[Start of Data entries]
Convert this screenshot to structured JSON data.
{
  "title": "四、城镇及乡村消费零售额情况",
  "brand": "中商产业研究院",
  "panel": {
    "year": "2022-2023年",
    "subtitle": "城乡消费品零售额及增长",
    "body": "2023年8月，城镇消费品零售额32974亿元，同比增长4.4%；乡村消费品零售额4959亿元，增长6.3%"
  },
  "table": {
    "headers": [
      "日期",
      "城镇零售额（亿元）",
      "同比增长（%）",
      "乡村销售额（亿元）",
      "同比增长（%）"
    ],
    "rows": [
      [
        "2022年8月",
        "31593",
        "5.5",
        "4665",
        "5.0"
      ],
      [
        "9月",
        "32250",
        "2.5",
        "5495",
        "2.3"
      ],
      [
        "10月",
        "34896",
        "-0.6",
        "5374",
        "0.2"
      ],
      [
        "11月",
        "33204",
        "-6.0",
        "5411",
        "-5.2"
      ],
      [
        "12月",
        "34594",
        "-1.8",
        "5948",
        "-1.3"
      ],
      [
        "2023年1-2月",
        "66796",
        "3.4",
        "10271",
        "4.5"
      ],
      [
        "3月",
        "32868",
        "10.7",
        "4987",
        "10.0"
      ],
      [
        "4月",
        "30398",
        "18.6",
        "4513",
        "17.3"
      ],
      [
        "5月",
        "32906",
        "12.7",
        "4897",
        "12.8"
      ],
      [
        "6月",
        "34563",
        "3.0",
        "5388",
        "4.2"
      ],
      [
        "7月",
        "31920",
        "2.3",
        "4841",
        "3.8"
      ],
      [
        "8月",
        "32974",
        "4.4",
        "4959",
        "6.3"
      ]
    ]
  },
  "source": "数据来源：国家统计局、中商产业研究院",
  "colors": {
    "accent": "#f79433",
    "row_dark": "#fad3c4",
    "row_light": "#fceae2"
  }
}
[End of Data entries]
Exercise instructions:
State the number of lines in the data that include the string "中商产业研究院", and add nothing else.

Full output:
2